Request:
Can you print the data exactly and leave out each image?

>>>

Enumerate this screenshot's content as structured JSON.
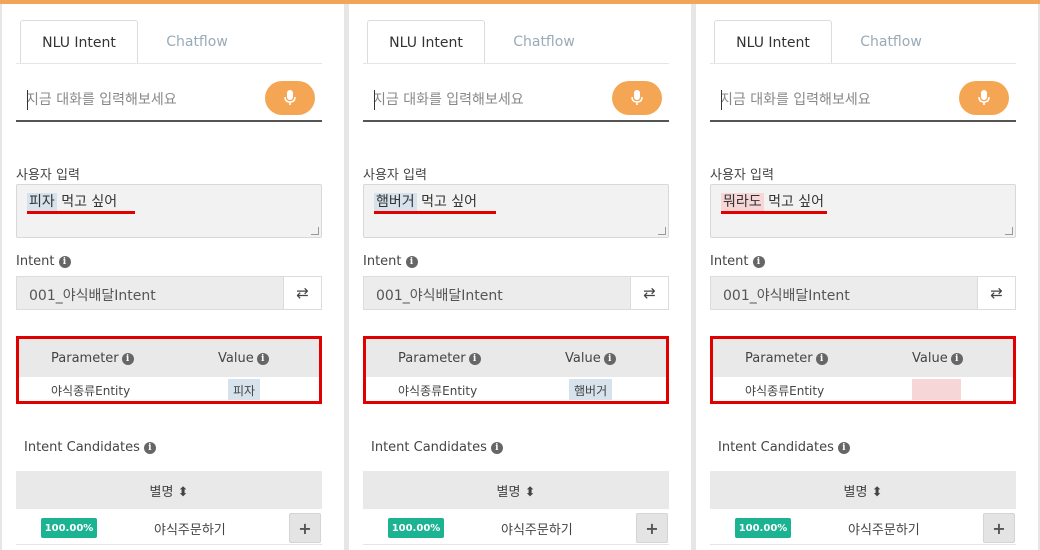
{
  "colors": {
    "accent": "#f5a654",
    "highlight_red": "#e00000",
    "badge_green": "#1bb392"
  },
  "tabs": {
    "active": "NLU Intent",
    "inactive": "Chatflow"
  },
  "chat": {
    "placeholder": "지금 대화를 입력해보세요"
  },
  "labels": {
    "user_input": "사용자 입력",
    "intent": "Intent",
    "parameter": "Parameter",
    "value": "Value",
    "intent_candidates": "Intent Candidates",
    "alias": "별명 ⬍"
  },
  "icons": {
    "mic": "microphone-icon",
    "swap": "swap-icon",
    "info": "info-icon",
    "plus": "plus-icon",
    "sort": "sort-icon"
  },
  "panels": [
    {
      "entity_text": "피자",
      "rest_text": " 먹고 싶어",
      "intent": "001_야식배달Intent",
      "param_name": "야식종류Entity",
      "param_value": "피자",
      "value_state": "matched",
      "candidate": {
        "score": "100.00%",
        "name": "야식주문하기"
      }
    },
    {
      "entity_text": "햄버거",
      "rest_text": " 먹고 싶어",
      "intent": "001_야식배달Intent",
      "param_name": "야식종류Entity",
      "param_value": "햄버거",
      "value_state": "matched",
      "candidate": {
        "score": "100.00%",
        "name": "야식주문하기"
      }
    },
    {
      "entity_text": "뭐라도",
      "rest_text": " 먹고 싶어",
      "intent": "001_야식배달Intent",
      "param_name": "야식종류Entity",
      "param_value": "",
      "value_state": "empty",
      "candidate": {
        "score": "100.00%",
        "name": "야식주문하기"
      }
    }
  ]
}
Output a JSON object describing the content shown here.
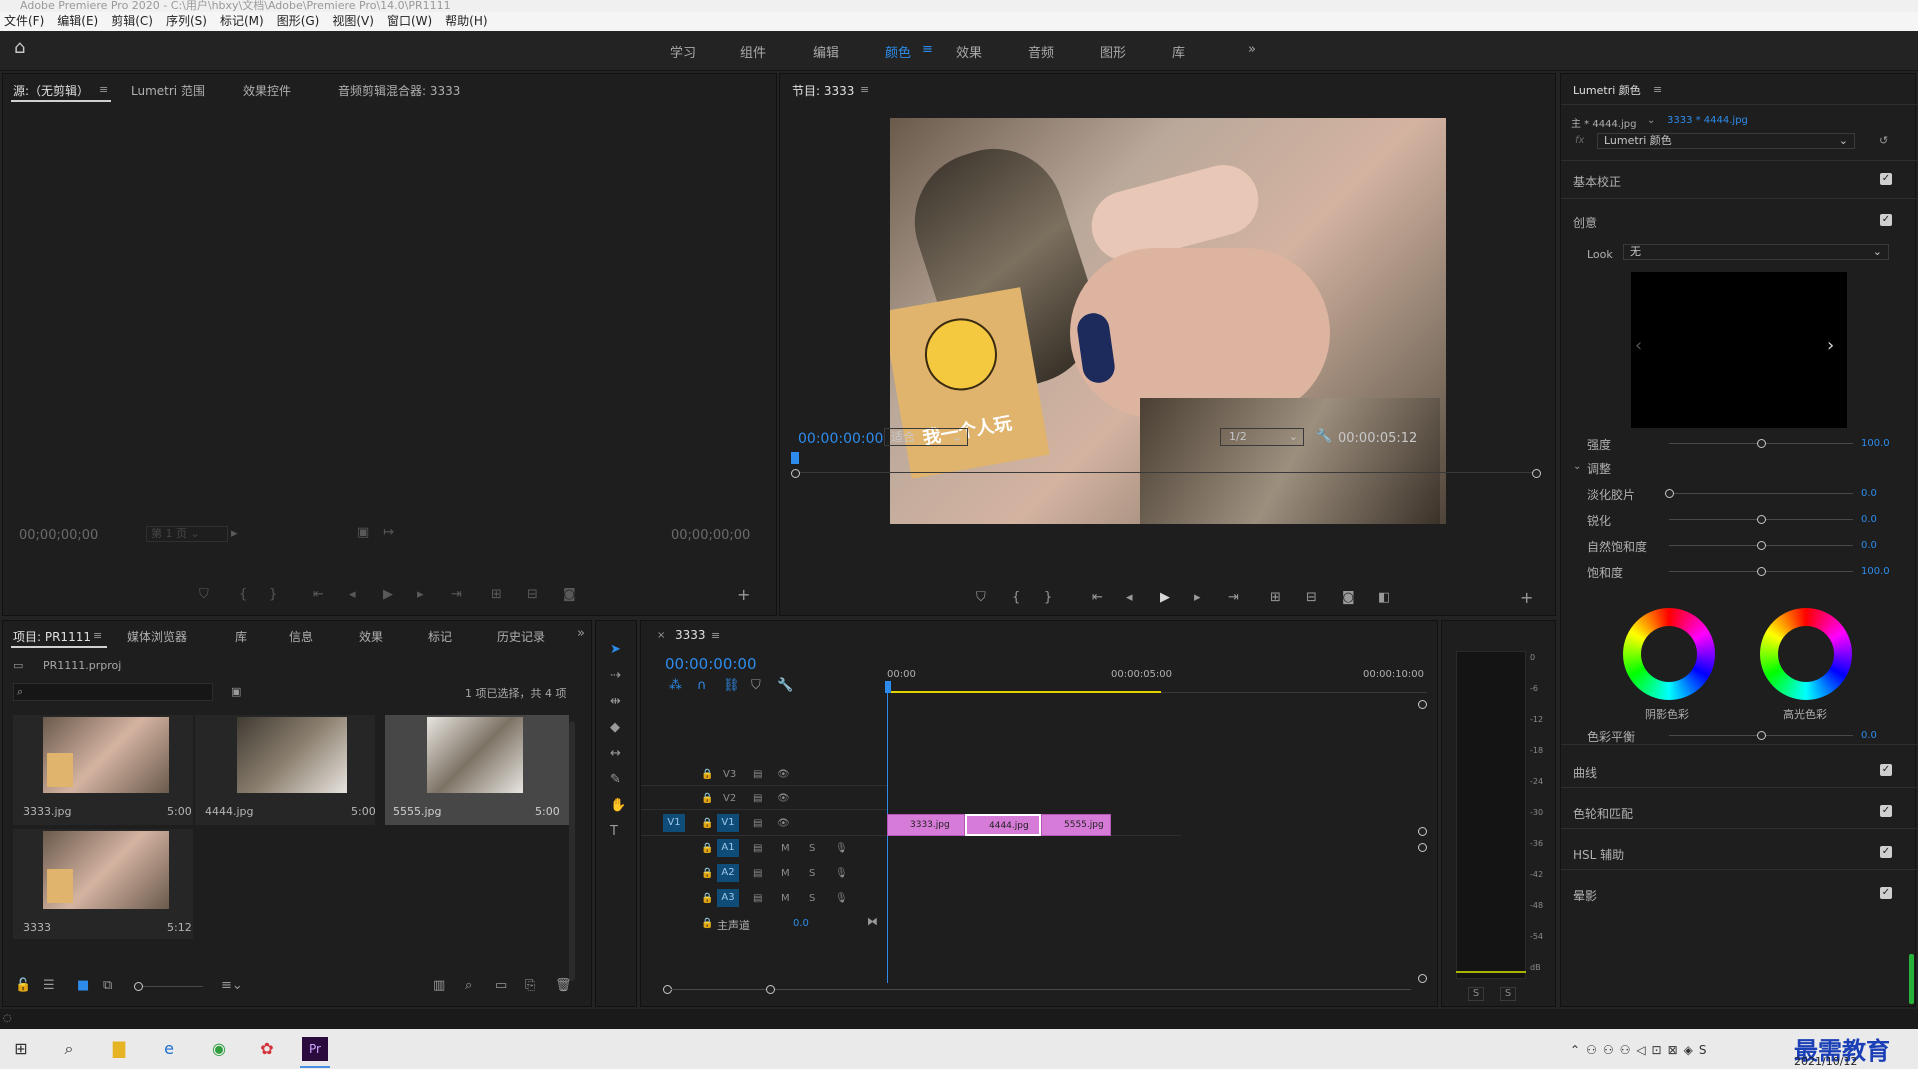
{
  "window": {
    "title": "Adobe Premiere Pro 2020 - C:\\用户\\hbxy\\文档\\Adobe\\Premiere Pro\\14.0\\PR1111"
  },
  "menu": [
    "文件(F)",
    "编辑(E)",
    "剪辑(C)",
    "序列(S)",
    "标记(M)",
    "图形(G)",
    "视图(V)",
    "窗口(W)",
    "帮助(H)"
  ],
  "workspaces": [
    {
      "label": "学习",
      "active": false
    },
    {
      "label": "组件",
      "active": false
    },
    {
      "label": "编辑",
      "active": false
    },
    {
      "label": "颜色",
      "active": true
    },
    {
      "label": "效果",
      "active": false
    },
    {
      "label": "音频",
      "active": false
    },
    {
      "label": "图形",
      "active": false
    },
    {
      "label": "库",
      "active": false
    }
  ],
  "source_panel": {
    "tabs": [
      "源:（无剪辑）",
      "Lumetri 范围",
      "效果控件",
      "音频剪辑混合器: 3333"
    ],
    "timecode_left": "00;00;00;00",
    "page": "第 1 页",
    "timecode_right": "00;00;00;00"
  },
  "program_panel": {
    "tab": "节目: 3333",
    "timecode": "00:00:00:00",
    "fit": "适合",
    "resolution": "1/2",
    "duration": "00:00:05:12",
    "sticker_text": "我一个人玩"
  },
  "project_panel": {
    "tabs": [
      "项目: PR1111",
      "媒体浏览器",
      "库",
      "信息",
      "效果",
      "标记",
      "历史记录"
    ],
    "project_file": "PR1111.prproj",
    "selection_status": "1 项已选择，共 4 项",
    "items": [
      {
        "name": "3333.jpg",
        "duration": "5:00"
      },
      {
        "name": "4444.jpg",
        "duration": "5:00"
      },
      {
        "name": "5555.jpg",
        "duration": "5:00"
      },
      {
        "name": "3333",
        "duration": "5:12"
      }
    ]
  },
  "timeline": {
    "tab": "3333",
    "timecode": "00:00:00:00",
    "ruler": [
      "00:00",
      "00:00:05:00",
      "00:00:10:00"
    ],
    "video_tracks": [
      "V3",
      "V2",
      "V1"
    ],
    "audio_tracks": [
      "A1",
      "A2",
      "A3"
    ],
    "source_patch": "V1",
    "mute": "M",
    "solo": "S",
    "master": {
      "label": "主声道",
      "value": "0.0"
    },
    "clips": [
      "3333.jpg",
      "4444.jpg",
      "5555.jpg"
    ]
  },
  "meter": {
    "scale": [
      "0",
      "-6",
      "-12",
      "-18",
      "-24",
      "-30",
      "-36",
      "-42",
      "-48",
      "-54",
      "dB"
    ],
    "solo_buttons": [
      "S",
      "S"
    ]
  },
  "lumetri": {
    "panel_title": "Lumetri 颜色",
    "master_clip": "主 * 4444.jpg",
    "sequence_clip": "3333 * 4444.jpg",
    "fx_label": "fx",
    "effect": "Lumetri 颜色",
    "sections": {
      "basic": "基本校正",
      "creative": "创意",
      "curves": "曲线",
      "wheels": "色轮和匹配",
      "hsl": "HSL 辅助",
      "vignette": "晕影"
    },
    "look_label": "Look",
    "look_value": "无",
    "intensity": {
      "label": "强度",
      "value": "100.0",
      "fraction": 0.5
    },
    "adjust_label": "调整",
    "sliders": [
      {
        "label": "淡化胶片",
        "value": "0.0",
        "fraction": 0.0
      },
      {
        "label": "锐化",
        "value": "0.0",
        "fraction": 0.5
      },
      {
        "label": "自然饱和度",
        "value": "0.0",
        "fraction": 0.5
      },
      {
        "label": "饱和度",
        "value": "100.0",
        "fraction": 0.5
      }
    ],
    "shadow_label": "阴影色彩",
    "highlight_label": "高光色彩",
    "balance": {
      "label": "色彩平衡",
      "value": "0.0",
      "fraction": 0.5
    }
  },
  "taskbar": {
    "date": "2021/10/12",
    "watermark": "最需教育"
  },
  "colors": {
    "accent": "#2d8ceb",
    "clip": "#d77bd8",
    "track_button": "#0f4c77"
  }
}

<<<

Full solution:
Enumerate this screenshot's content as structured JSON.
{
  "colors": {
    "accent": "#f5a654",
    "highlight_red": "#e00000",
    "badge_green": "#1bb392"
  },
  "tabs": {
    "active": "NLU Intent",
    "inactive": "Chatflow"
  },
  "chat": {
    "placeholder": "지금 대화를 입력해보세요"
  },
  "labels": {
    "user_input": "사용자 입력",
    "intent": "Intent",
    "parameter": "Parameter",
    "value": "Value",
    "intent_candidates": "Intent Candidates",
    "alias": "별명 ⬍"
  },
  "icons": {
    "mic": "microphone-icon",
    "swap": "swap-icon",
    "info": "info-icon",
    "plus": "plus-icon",
    "sort": "sort-icon"
  },
  "panels": [
    {
      "entity_text": "피자",
      "rest_text": " 먹고 싶어",
      "intent": "001_야식배달Intent",
      "param_name": "야식종류Entity",
      "param_value": "피자",
      "value_state": "matched",
      "candidate": {
        "score": "100.00%",
        "name": "야식주문하기"
      }
    },
    {
      "entity_text": "햄버거",
      "rest_text": " 먹고 싶어",
      "intent": "001_야식배달Intent",
      "param_name": "야식종류Entity",
      "param_value": "햄버거",
      "value_state": "matched",
      "candidate": {
        "score": "100.00%",
        "name": "야식주문하기"
      }
    },
    {
      "entity_text": "뭐라도",
      "rest_text": " 먹고 싶어",
      "intent": "001_야식배달Intent",
      "param_name": "야식종류Entity",
      "param_value": "",
      "value_state": "empty",
      "candidate": {
        "score": "100.00%",
        "name": "야식주문하기"
      }
    }
  ]
}
Output a JSON object describing the content shown here.
{
  "window": {
    "title": "Adobe Premiere Pro 2020 - C:\\用户\\hbxy\\文档\\Adobe\\Premiere Pro\\14.0\\PR1111"
  },
  "menu": [
    "文件(F)",
    "编辑(E)",
    "剪辑(C)",
    "序列(S)",
    "标记(M)",
    "图形(G)",
    "视图(V)",
    "窗口(W)",
    "帮助(H)"
  ],
  "workspaces": [
    {
      "label": "学习",
      "active": false
    },
    {
      "label": "组件",
      "active": false
    },
    {
      "label": "编辑",
      "active": false
    },
    {
      "label": "颜色",
      "active": true
    },
    {
      "label": "效果",
      "active": false
    },
    {
      "label": "音频",
      "active": false
    },
    {
      "label": "图形",
      "active": false
    },
    {
      "label": "库",
      "active": false
    }
  ],
  "source_panel": {
    "tabs": [
      "源:（无剪辑）",
      "Lumetri 范围",
      "效果控件",
      "音频剪辑混合器: 3333"
    ],
    "timecode_left": "00;00;00;00",
    "page": "第 1 页",
    "timecode_right": "00;00;00;00"
  },
  "program_panel": {
    "tab": "节目: 3333",
    "timecode": "00:00:00:00",
    "fit": "适合",
    "resolution": "1/2",
    "duration": "00:00:05:12",
    "sticker_text": "我一个人玩"
  },
  "project_panel": {
    "tabs": [
      "项目: PR1111",
      "媒体浏览器",
      "库",
      "信息",
      "效果",
      "标记",
      "历史记录"
    ],
    "project_file": "PR1111.prproj",
    "selection_status": "1 项已选择，共 4 项",
    "items": [
      {
        "name": "3333.jpg",
        "duration": "5:00"
      },
      {
        "name": "4444.jpg",
        "duration": "5:00"
      },
      {
        "name": "5555.jpg",
        "duration": "5:00"
      },
      {
        "name": "3333",
        "duration": "5:12"
      }
    ]
  },
  "timeline": {
    "tab": "3333",
    "timecode": "00:00:00:00",
    "ruler": [
      "00:00",
      "00:00:05:00",
      "00:00:10:00"
    ],
    "video_tracks": [
      "V3",
      "V2",
      "V1"
    ],
    "audio_tracks": [
      "A1",
      "A2",
      "A3"
    ],
    "source_patch": "V1",
    "mute": "M",
    "solo": "S",
    "master": {
      "label": "主声道",
      "value": "0.0"
    },
    "clips": [
      "3333.jpg",
      "4444.jpg",
      "5555.jpg"
    ]
  },
  "meter": {
    "scale": [
      "0",
      "-6",
      "-12",
      "-18",
      "-24",
      "-30",
      "-36",
      "-42",
      "-48",
      "-54",
      "dB"
    ],
    "solo_buttons": [
      "S",
      "S"
    ]
  },
  "lumetri": {
    "panel_title": "Lumetri 颜色",
    "master_clip": "主 * 4444.jpg",
    "sequence_clip": "3333 * 4444.jpg",
    "fx_label": "fx",
    "effect": "Lumetri 颜色",
    "sections": {
      "basic": "基本校正",
      "creative": "创意",
      "curves": "曲线",
      "wheels": "色轮和匹配",
      "hsl": "HSL 辅助",
      "vignette": "晕影"
    },
    "look_label": "Look",
    "look_value": "无",
    "intensity": {
      "label": "强度",
      "value": "100.0",
      "fraction": 0.5
    },
    "adjust_label": "调整",
    "sliders": [
      {
        "label": "淡化胶片",
        "value": "0.0",
        "fraction": 0.0
      },
      {
        "label": "锐化",
        "value": "0.0",
        "fraction": 0.5
      },
      {
        "label": "自然饱和度",
        "value": "0.0",
        "fraction": 0.5
      },
      {
        "label": "饱和度",
        "value": "100.0",
        "fraction": 0.5
      }
    ],
    "shadow_label": "阴影色彩",
    "highlight_label": "高光色彩",
    "balance": {
      "label": "色彩平衡",
      "value": "0.0",
      "fraction": 0.5
    }
  },
  "taskbar": {
    "date": "2021/10/12",
    "watermark": "最需教育"
  },
  "colors": {
    "accent": "#2d8ceb",
    "clip": "#d77bd8",
    "track_button": "#0f4c77"
  }
}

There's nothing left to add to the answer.